EXERCISE >>
Pull out every line of the listing below where "xsinxdx" appears.

• • •

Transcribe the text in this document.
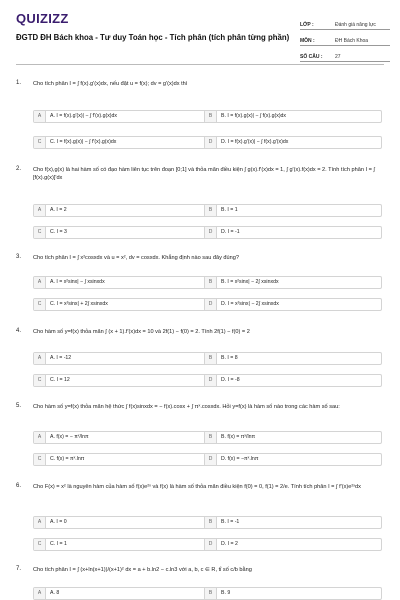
QUIZIZZ
ĐGTD ĐH Bách khoa - Tư duy Toán học - Tích phân (tích phân từng phần)
LỚP :	Đánh giá năng lực
MÔN :	ĐH Bách Khoa
SỐ CÂU :	27
1. Cho tích phân I = ∫ f(x).g'(x)dx, nếu đặt u = f(x); dv = g'(x)dx thì
A	A. I = f(x).g'(x)| − ∫ f'(x).g(x)dx	B	B. I = f(x).g(x)| − ∫ f(x).g(x)dx
C	C. I = f(x).g(x)| − ∫ f'(x).g(x)dx	D	D. I = f(x).g'(x)| − ∫ f(x).g'(x)dx
2. Cho f(x),g(x) là hai hàm số có đạo hàm liên tục trên đoạn [0;1] và thỏa mãn điều kiện ∫ g(x).f'(x)dx = 1, ∫ g'(x).f(x)dx = 2. Tính tích phân I = ∫ [f(x).g(x)]'dx
A	A. I = 2	B	B. I = 1
C	C. I = 3	D	D. I = -1
3. Cho tích phân I = ∫ x²cosxdx và u = x², dv = cosxdx. Khẳng định nào sau đây đúng?
A	A. I = x²sinx| − ∫ xsinxdx	B	B. I = x²sinx| − 2∫ xsinxdx
C	C. I = x²sinx| + 2∫ xsinxdx	D	D. I = x²sinx| − 2∫ xsinxdx
4. Cho hàm số y=f(x) thỏa mãn ∫ (x + 1).f'(x)dx = 10 và 2f(1) − f(0) = 2. Tính 2f(1) − f(0) = 2
A	A. I = -12	B	B. I = 8
C	C. I = 12	D	D. I = -8
5. Cho hàm số y=f(x) thỏa mãn hệ thức ∫ f(x)sinxdx = − f(x).cosx + ∫ πˣ.cosxdx. Hỏi y=f(x) là hàm số nào trong các hàm số sau:
A	A. f(x) = − πˣ/lnπ	B	B. f(x) = πˣ/lnπ
C	C. f(x) = πˣ.lnπ	D	D. f(x) = −πˣ.lnπ
6. Cho F(x) = x² là nguyên hàm của hàm số f(x)e²ˣ và f(x) là hàm số thỏa mãn điều kiện f(0) = 0, f(1) = 2/e. Tính tích phân I = ∫ f'(x)e²ˣdx
A	A. I = 0	B	B. I = -1
C	C. I = 1	D	D. I = 2
7. Cho tích phân I = ∫ (x+ln(x+1))/(x+1)² dx = a + b.ln2 − c.ln3 với a, b, c ∈ R, tỉ số c/b bằng
A	A. 8	B	B. 9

• • •

TASK RESPONSE >>
A	A. I = x²sinx| − ∫ xsinxdx	B	B. I = x²sinx| − 2∫ xsinxdx
C	C. I = x²sinx| + 2∫ xsinxdx	D	D. I = x²sinx| − 2∫ xsinxdx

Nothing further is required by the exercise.